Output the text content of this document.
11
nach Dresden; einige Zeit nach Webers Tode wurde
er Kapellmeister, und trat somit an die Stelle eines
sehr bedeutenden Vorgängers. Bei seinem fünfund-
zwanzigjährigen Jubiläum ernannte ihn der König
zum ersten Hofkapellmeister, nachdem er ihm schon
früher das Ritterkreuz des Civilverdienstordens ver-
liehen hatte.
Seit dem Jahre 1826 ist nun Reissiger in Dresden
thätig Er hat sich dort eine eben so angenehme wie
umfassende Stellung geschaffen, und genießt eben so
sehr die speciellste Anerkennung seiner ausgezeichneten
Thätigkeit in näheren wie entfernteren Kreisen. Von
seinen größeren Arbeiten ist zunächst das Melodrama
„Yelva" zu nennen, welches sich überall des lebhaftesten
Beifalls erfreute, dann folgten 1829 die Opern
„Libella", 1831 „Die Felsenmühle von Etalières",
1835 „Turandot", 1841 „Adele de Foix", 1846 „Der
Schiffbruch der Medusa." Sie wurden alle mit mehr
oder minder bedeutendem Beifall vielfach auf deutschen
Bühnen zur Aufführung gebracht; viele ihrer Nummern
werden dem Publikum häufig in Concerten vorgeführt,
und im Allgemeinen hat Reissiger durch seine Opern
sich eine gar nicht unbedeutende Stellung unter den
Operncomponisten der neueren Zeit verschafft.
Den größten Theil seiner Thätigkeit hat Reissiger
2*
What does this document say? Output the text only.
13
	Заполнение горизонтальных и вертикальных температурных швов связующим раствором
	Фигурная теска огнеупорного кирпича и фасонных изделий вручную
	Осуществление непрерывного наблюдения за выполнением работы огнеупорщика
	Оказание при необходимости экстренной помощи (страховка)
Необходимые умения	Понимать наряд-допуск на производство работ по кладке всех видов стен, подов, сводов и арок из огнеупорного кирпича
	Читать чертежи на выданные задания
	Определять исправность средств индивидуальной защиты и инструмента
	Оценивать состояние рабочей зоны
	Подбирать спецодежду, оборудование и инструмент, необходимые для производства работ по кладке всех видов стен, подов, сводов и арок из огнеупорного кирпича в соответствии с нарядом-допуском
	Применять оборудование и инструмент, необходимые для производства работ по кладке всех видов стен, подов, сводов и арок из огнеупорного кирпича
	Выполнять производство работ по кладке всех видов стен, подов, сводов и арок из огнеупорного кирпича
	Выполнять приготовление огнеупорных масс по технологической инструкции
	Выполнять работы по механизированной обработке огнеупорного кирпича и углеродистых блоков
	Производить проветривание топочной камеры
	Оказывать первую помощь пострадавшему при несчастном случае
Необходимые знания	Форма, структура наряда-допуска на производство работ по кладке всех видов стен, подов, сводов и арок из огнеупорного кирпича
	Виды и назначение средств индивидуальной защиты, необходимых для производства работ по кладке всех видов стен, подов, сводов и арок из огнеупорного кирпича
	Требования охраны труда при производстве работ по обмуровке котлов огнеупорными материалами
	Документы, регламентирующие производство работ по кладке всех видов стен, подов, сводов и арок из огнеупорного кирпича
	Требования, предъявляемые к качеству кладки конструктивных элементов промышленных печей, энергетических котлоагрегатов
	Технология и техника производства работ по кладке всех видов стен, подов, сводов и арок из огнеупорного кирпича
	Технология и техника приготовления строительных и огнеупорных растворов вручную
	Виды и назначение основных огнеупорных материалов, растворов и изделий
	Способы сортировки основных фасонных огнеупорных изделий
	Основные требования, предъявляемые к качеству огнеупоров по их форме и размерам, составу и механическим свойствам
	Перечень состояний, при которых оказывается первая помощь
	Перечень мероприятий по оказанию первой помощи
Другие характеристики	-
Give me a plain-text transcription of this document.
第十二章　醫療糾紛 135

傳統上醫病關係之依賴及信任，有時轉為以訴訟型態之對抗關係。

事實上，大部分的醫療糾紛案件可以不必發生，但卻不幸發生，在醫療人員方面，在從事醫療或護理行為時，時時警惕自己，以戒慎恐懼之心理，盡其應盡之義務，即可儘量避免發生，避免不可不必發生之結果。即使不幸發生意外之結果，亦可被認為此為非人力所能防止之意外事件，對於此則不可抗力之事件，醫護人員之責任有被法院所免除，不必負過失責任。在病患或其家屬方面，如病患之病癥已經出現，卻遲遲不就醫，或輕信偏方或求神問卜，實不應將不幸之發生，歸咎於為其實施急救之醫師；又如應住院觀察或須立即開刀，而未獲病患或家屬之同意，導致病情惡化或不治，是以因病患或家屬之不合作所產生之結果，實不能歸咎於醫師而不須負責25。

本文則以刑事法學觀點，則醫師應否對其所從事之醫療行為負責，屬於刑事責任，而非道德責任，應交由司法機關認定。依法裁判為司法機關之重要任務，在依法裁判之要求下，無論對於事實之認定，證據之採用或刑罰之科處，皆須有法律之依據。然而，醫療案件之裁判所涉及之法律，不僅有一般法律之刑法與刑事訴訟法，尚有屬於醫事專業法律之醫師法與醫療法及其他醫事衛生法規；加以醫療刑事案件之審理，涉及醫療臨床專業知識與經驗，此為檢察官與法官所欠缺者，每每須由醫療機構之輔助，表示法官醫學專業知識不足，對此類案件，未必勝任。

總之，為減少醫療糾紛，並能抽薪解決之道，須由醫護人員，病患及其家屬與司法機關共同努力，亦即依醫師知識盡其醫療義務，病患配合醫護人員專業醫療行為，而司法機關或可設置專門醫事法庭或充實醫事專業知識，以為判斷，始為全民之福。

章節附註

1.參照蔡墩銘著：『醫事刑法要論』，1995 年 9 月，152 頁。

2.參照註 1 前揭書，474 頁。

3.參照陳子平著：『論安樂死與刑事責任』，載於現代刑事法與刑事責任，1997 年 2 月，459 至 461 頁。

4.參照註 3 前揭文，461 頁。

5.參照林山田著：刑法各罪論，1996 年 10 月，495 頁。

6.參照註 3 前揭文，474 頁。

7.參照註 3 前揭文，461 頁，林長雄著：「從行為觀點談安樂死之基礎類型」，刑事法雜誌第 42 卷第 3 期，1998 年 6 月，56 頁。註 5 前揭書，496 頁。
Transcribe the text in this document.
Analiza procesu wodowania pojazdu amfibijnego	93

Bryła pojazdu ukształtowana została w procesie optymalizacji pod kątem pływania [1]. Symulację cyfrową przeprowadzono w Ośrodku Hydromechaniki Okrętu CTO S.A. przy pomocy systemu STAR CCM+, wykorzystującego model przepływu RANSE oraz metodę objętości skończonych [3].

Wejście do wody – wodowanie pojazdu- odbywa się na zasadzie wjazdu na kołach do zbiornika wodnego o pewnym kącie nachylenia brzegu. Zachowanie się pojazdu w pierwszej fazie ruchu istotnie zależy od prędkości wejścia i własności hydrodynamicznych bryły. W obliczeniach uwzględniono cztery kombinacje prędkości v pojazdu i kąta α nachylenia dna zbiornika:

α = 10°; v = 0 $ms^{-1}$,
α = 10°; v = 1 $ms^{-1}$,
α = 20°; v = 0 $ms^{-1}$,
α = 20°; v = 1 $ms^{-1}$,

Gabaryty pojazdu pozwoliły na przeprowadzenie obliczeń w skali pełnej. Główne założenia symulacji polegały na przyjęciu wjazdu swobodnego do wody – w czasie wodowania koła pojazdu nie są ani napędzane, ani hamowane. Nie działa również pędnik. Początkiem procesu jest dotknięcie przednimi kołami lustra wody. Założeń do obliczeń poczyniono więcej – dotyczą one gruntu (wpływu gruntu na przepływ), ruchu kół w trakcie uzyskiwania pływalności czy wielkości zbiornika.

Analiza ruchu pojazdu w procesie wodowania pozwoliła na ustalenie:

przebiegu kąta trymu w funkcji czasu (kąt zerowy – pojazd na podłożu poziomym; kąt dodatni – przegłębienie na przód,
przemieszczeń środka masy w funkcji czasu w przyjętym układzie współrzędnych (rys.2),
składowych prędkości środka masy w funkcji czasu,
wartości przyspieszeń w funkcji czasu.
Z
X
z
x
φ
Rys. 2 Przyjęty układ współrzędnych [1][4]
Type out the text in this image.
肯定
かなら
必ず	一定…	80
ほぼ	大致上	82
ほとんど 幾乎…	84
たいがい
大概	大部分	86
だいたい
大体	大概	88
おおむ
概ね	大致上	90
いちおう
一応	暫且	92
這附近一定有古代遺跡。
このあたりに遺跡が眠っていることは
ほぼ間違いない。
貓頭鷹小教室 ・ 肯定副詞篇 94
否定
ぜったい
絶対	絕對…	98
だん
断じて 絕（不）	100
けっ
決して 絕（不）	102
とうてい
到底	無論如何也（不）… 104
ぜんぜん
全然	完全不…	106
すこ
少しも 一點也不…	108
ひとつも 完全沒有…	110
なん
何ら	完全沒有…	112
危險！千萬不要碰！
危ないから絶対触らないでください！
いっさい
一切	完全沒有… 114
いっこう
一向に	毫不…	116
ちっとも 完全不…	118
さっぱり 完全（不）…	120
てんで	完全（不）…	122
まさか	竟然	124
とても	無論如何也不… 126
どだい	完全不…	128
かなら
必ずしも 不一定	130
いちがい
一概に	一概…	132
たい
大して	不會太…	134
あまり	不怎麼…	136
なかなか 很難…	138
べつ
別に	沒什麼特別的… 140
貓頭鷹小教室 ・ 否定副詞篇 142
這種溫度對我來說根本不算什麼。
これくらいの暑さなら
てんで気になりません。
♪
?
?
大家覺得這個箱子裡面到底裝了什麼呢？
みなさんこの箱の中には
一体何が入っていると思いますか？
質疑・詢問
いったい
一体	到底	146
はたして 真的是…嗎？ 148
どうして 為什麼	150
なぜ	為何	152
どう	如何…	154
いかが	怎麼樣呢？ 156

◆ ◆ ◆ ◆

> **WHAT IS BEING ASKED**
Reproduce each line of the material containing the word "Analiza".

> **TASK RESPONSE**
Analiza procesu wodowania pojazdu amfibijnego	93
Analiza ruchu pojazdu w procesie wodowania pozwoliła na ustalenie:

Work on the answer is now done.